#### EXERCISE REQUIREMENTS
Retype each record shown below, leaving every character as it is.

(Records from a data source)
::::::::::
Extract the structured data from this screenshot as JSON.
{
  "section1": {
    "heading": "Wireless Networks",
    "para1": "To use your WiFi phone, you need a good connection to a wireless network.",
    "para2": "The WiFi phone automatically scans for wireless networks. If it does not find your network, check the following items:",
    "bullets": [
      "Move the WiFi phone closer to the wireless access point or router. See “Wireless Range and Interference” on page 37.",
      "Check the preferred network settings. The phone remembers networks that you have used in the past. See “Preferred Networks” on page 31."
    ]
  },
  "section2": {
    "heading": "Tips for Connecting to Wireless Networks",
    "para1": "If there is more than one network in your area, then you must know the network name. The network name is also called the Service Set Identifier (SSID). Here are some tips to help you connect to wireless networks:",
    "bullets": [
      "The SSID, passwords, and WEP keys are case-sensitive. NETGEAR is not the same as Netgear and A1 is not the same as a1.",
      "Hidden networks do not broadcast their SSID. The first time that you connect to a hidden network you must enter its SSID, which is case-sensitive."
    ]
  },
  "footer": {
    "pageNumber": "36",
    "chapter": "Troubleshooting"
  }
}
::::::::::
#### RESULT
Extract the structured data from this screenshot as JSON.
{
  "section1": {
    "heading": "Wireless Networks",
    "para1": "To use your WiFi phone, you need a good connection to a wireless network.",
    "para2": "The WiFi phone automatically scans for wireless networks. If it does not find your network, check the following items:",
    "bullets": [
      "Move the WiFi phone closer to the wireless access point or router. See “Wireless Range and Interference” on page 37.",
      "Check the preferred network settings. The phone remembers networks that you have used in the past. See “Preferred Networks” on page 31."
    ]
  },
  "section2": {
    "heading": "Tips for Connecting to Wireless Networks",
    "para1": "If there is more than one network in your area, then you must know the network name. The network name is also called the Service Set Identifier (SSID). Here are some tips to help you connect to wireless networks:",
    "bullets": [
      "The SSID, passwords, and WEP keys are case-sensitive. NETGEAR is not the same as Netgear and A1 is not the same as a1.",
      "Hidden networks do not broadcast their SSID. The first time that you connect to a hidden network you must enter its SSID, which is case-sensitive."
    ]
  },
  "footer": {
    "pageNumber": "36",
    "chapter": "Troubleshooting"
  }
}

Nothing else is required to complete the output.